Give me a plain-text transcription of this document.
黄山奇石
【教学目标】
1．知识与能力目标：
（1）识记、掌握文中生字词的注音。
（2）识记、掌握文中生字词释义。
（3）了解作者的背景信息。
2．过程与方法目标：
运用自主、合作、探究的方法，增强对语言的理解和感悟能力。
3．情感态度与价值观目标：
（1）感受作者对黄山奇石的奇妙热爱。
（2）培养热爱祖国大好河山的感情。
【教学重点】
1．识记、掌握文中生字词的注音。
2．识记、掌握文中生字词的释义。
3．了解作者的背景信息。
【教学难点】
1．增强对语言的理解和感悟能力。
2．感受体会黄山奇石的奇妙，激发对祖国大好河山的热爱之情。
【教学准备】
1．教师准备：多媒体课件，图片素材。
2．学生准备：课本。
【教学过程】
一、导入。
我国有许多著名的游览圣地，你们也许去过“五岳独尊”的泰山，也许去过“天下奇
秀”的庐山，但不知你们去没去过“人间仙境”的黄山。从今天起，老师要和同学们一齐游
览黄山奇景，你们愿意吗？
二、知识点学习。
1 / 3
··········
▶ **Short problem**: Each record above should be restated word for word.

▶ **Reply to the task**:
Give me a plain-text transcription of this document.
黄山奇石
【教学目标】
1．知识与能力目标：
（1）识记、掌握文中生字词的注音。
（2）识记、掌握文中生字词释义。
（3）了解作者的背景信息。
2．过程与方法目标：
运用自主、合作、探究的方法，增强对语言的理解和感悟能力。
3．情感态度与价值观目标：
（1）感受作者对黄山奇石的奇妙热爱。
（2）培养热爱祖国大好河山的感情。
【教学重点】
1．识记、掌握文中生字词的注音。
2．识记、掌握文中生字词的释义。
3．了解作者的背景信息。
【教学难点】
1．增强对语言的理解和感悟能力。
2．感受体会黄山奇石的奇妙，激发对祖国大好河山的热爱之情。
【教学准备】
1．教师准备：多媒体课件，图片素材。
2．学生准备：课本。
【教学过程】
一、导入。
我国有许多著名的游览圣地，你们也许去过“五岳独尊”的泰山，也许去过“天下奇
秀”的庐山，但不知你们去没去过“人间仙境”的黄山。从今天起，老师要和同学们一齐游
览黄山奇景，你们愿意吗？
二、知识点学习。
1 / 3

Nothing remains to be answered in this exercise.